> [SET EXERCISE]:
Repeat the material below word for word and leave out all pictures.

> [DATA TO USE]:
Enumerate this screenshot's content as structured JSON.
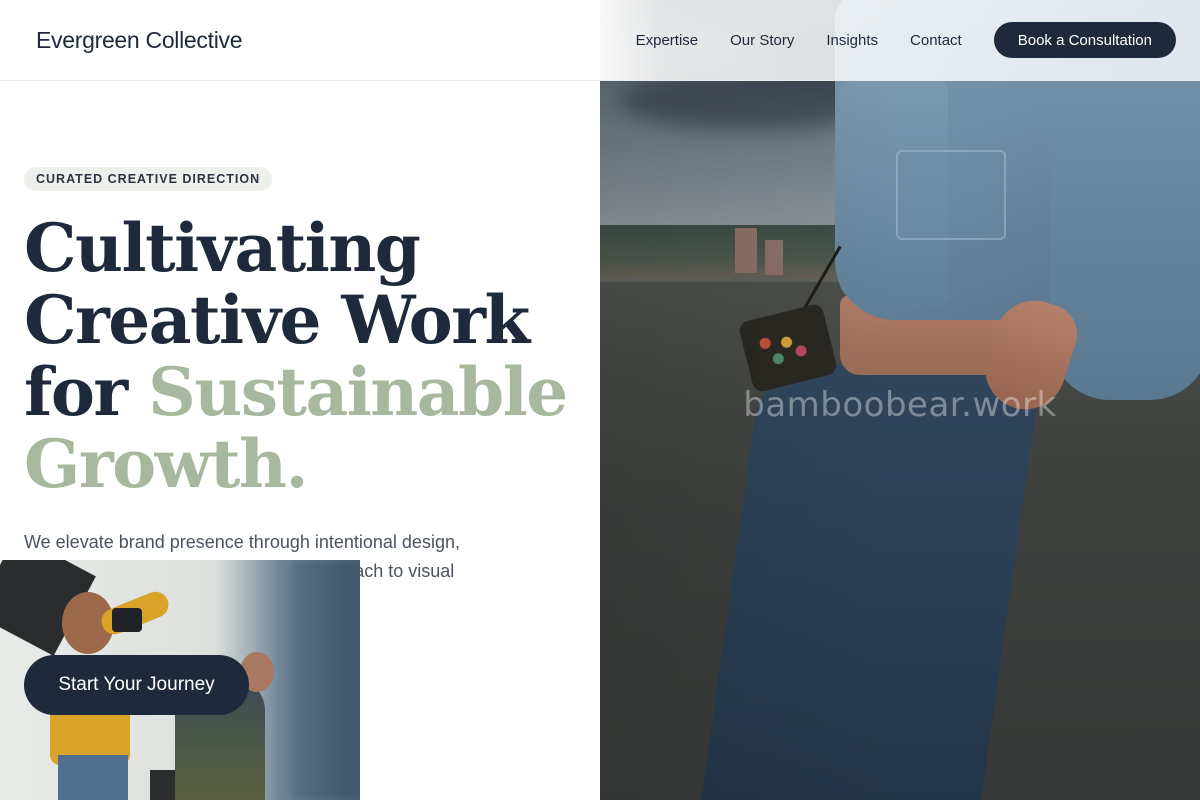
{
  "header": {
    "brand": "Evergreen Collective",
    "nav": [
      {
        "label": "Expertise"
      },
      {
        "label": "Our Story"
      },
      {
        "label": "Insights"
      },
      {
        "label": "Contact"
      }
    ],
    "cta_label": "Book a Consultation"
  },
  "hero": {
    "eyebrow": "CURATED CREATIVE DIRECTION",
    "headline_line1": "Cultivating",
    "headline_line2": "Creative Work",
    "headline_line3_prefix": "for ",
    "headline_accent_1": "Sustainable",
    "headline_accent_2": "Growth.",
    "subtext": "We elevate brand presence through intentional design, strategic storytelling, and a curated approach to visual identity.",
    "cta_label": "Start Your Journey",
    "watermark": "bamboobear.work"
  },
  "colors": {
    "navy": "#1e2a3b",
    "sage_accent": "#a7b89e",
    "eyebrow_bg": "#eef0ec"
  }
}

> [TASK ANSWER]:
Enumerate this screenshot's content as structured JSON.
{
  "header": {
    "brand": "Evergreen Collective",
    "nav": [
      {
        "label": "Expertise"
      },
      {
        "label": "Our Story"
      },
      {
        "label": "Insights"
      },
      {
        "label": "Contact"
      }
    ],
    "cta_label": "Book a Consultation"
  },
  "hero": {
    "eyebrow": "CURATED CREATIVE DIRECTION",
    "headline_line1": "Cultivating",
    "headline_line2": "Creative Work",
    "headline_line3_prefix": "for ",
    "headline_accent_1": "Sustainable",
    "headline_accent_2": "Growth.",
    "subtext": "We elevate brand presence through intentional design, strategic storytelling, and a curated approach to visual identity.",
    "cta_label": "Start Your Journey",
    "watermark": "bamboobear.work"
  },
  "colors": {
    "navy": "#1e2a3b",
    "sage_accent": "#a7b89e",
    "eyebrow_bg": "#eef0ec"
  }
}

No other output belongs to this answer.